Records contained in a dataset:
--- --- ---
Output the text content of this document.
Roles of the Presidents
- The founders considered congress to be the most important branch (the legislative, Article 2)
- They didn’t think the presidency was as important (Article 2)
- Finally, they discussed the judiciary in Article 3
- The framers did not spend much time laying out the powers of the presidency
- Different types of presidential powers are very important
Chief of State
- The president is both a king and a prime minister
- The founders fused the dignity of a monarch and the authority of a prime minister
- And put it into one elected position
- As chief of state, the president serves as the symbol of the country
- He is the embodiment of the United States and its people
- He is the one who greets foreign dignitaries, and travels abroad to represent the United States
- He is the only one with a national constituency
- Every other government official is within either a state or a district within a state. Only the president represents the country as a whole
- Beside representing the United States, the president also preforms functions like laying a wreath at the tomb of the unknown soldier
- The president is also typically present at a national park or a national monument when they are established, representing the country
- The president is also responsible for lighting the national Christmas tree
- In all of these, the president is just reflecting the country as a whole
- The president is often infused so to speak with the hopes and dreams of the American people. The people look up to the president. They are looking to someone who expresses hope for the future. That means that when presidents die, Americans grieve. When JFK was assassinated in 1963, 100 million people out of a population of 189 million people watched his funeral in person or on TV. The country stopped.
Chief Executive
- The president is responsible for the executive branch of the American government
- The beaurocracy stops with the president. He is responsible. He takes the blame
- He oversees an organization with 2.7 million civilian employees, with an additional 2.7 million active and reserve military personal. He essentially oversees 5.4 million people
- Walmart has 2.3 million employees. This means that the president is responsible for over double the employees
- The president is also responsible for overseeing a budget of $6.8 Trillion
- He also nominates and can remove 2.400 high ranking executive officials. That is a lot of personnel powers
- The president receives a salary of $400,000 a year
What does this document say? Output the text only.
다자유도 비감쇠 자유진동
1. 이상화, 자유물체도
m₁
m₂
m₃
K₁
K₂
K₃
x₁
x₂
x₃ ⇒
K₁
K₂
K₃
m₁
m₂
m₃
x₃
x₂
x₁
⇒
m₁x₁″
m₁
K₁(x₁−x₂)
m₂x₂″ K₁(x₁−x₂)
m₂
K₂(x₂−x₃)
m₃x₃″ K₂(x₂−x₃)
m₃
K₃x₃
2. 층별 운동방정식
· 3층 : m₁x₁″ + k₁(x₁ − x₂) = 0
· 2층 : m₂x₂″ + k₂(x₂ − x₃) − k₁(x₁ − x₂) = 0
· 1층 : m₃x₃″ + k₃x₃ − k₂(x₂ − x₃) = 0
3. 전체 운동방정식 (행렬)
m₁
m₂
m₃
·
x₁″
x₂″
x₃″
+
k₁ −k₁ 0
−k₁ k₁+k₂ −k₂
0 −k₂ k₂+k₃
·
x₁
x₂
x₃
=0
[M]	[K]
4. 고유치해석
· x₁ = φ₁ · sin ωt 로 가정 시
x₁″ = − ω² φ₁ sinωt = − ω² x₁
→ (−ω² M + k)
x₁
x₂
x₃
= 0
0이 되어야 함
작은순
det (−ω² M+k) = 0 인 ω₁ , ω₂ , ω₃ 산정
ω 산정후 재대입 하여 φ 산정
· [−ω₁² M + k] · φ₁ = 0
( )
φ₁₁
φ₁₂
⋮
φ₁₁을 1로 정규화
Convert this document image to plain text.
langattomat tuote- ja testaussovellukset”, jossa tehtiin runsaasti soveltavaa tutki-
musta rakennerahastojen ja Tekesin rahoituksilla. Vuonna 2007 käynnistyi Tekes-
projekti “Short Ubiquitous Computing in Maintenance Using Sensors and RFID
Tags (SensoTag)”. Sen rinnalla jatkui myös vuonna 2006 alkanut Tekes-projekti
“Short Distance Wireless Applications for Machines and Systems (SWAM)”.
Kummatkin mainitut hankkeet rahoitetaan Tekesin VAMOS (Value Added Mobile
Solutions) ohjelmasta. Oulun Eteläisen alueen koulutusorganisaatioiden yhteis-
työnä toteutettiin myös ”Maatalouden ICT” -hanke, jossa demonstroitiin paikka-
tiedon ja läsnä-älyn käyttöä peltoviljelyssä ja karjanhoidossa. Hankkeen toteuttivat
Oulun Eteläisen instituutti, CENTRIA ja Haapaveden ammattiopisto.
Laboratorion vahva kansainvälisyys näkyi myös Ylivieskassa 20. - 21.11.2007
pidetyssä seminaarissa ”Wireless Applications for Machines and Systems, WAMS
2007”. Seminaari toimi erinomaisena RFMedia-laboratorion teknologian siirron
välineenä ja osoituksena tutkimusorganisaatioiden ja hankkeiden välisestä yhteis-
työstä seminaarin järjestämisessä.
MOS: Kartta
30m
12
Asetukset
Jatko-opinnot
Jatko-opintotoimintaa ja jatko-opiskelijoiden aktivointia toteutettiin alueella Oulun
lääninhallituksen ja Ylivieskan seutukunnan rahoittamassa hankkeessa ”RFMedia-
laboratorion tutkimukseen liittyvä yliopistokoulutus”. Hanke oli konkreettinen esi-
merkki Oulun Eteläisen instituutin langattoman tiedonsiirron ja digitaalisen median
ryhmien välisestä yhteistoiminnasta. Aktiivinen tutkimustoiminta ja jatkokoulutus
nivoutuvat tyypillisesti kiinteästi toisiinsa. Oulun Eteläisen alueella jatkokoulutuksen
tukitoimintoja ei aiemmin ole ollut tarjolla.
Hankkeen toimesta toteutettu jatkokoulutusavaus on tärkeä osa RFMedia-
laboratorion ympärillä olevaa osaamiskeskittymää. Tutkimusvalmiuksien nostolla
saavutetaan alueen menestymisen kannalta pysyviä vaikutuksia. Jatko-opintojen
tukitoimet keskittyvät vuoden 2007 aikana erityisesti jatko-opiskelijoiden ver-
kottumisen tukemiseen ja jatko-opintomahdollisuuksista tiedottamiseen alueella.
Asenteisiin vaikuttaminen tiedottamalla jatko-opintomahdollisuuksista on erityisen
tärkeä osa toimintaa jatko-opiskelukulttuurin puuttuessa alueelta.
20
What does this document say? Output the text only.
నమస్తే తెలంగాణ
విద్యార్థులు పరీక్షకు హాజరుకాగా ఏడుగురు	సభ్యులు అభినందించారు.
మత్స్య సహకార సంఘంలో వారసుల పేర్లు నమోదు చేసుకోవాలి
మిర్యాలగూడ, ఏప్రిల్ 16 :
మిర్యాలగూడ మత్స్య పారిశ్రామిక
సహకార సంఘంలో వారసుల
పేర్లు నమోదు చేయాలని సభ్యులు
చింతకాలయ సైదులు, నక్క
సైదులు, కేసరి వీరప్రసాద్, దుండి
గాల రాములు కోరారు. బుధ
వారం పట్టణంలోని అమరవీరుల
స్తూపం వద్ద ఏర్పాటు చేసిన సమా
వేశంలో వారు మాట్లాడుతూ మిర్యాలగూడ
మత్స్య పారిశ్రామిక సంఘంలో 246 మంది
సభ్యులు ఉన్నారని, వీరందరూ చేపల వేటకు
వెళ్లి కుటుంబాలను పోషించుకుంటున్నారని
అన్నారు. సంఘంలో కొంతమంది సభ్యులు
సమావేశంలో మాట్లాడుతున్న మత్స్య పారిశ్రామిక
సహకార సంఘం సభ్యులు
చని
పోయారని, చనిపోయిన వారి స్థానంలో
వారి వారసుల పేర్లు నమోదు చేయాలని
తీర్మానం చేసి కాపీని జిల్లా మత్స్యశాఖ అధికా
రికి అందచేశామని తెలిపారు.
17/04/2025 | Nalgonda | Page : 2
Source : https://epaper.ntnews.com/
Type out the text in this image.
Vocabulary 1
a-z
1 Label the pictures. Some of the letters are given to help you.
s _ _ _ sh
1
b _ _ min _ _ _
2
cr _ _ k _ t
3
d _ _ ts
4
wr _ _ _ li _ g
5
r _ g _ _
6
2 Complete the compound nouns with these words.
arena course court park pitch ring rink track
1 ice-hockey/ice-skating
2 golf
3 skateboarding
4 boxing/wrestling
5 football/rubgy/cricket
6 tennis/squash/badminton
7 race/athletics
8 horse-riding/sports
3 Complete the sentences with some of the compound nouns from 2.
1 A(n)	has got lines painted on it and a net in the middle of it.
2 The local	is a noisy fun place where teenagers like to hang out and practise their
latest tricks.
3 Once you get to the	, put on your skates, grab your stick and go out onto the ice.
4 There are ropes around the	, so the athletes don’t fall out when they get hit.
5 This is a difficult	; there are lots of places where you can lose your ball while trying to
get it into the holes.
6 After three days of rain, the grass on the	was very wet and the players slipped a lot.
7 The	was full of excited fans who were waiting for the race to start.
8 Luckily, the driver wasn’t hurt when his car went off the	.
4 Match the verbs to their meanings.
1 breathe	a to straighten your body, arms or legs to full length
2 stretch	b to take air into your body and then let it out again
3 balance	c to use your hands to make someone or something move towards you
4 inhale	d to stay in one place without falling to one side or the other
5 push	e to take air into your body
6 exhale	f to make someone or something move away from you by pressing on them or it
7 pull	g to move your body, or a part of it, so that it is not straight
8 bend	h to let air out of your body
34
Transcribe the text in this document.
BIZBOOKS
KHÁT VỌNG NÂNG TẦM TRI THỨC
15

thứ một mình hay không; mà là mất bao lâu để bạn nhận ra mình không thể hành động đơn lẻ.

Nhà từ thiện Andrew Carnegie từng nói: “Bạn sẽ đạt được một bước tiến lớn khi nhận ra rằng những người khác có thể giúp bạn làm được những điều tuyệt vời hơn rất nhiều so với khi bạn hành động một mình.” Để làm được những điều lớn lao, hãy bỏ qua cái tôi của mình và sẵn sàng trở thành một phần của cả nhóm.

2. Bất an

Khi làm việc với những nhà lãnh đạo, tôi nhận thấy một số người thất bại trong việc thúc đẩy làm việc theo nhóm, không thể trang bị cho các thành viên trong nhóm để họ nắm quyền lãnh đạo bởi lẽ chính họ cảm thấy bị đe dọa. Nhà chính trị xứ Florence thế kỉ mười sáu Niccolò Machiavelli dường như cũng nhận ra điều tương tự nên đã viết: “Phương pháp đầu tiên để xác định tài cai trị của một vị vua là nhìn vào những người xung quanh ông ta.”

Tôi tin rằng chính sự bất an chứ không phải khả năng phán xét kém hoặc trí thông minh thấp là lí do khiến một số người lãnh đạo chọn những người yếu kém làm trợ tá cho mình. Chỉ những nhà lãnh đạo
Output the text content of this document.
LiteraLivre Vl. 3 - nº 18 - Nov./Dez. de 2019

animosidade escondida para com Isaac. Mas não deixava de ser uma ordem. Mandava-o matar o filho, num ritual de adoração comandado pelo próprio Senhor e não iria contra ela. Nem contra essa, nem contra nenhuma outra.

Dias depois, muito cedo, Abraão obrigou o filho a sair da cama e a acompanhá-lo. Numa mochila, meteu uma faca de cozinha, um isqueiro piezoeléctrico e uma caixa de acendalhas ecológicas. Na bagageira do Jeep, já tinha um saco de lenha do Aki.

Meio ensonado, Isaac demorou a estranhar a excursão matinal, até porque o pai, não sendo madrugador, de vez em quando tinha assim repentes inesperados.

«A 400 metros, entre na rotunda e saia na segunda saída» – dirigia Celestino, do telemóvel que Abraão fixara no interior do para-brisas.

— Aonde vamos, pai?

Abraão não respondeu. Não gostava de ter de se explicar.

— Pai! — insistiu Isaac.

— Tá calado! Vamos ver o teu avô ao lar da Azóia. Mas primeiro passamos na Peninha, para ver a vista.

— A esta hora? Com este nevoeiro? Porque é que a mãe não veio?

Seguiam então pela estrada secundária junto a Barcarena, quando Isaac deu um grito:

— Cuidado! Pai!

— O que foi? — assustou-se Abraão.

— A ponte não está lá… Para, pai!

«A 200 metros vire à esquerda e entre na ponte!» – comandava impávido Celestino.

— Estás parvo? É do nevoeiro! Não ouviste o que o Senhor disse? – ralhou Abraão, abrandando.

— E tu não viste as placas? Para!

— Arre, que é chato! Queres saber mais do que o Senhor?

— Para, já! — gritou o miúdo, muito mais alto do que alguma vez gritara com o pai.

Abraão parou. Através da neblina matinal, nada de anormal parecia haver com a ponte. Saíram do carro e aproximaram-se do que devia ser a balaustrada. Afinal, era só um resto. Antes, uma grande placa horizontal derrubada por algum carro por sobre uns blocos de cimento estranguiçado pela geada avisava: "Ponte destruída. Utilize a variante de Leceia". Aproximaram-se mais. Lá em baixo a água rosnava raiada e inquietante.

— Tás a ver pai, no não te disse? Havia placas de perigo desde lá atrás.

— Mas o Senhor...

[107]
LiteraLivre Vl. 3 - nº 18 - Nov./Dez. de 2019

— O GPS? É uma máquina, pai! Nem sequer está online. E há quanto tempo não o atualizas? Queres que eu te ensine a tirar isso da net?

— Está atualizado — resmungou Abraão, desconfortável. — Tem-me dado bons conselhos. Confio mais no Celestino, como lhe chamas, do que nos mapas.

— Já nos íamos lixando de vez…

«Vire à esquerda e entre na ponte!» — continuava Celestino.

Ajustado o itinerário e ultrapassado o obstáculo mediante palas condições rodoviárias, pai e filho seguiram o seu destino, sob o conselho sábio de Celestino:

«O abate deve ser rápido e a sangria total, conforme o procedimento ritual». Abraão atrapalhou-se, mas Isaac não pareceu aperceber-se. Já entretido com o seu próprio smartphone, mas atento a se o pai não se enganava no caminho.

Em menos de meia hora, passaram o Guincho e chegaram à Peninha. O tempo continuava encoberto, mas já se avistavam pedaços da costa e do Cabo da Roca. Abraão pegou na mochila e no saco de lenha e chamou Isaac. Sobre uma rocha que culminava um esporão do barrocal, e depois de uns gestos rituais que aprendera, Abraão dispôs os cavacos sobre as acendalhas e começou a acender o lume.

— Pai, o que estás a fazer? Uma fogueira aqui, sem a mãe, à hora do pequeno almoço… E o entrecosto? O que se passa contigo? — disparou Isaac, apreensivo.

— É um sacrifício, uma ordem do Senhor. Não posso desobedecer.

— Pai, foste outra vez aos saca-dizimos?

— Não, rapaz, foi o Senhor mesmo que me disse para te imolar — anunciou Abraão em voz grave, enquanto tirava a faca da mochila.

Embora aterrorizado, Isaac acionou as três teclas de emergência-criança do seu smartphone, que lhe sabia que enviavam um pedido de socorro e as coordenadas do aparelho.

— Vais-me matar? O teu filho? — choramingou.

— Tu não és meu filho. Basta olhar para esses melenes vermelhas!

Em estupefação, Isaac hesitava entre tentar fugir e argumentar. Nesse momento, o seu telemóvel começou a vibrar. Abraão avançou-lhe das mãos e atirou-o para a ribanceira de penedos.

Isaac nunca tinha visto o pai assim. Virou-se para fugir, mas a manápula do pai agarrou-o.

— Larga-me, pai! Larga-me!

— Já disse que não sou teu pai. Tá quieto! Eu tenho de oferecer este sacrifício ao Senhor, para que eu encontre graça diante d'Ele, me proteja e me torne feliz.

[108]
--- --- ---
» Exercise requirements
Report how many lines of the entries hold the string "alueella". Provide the number alone.

» Task solution
3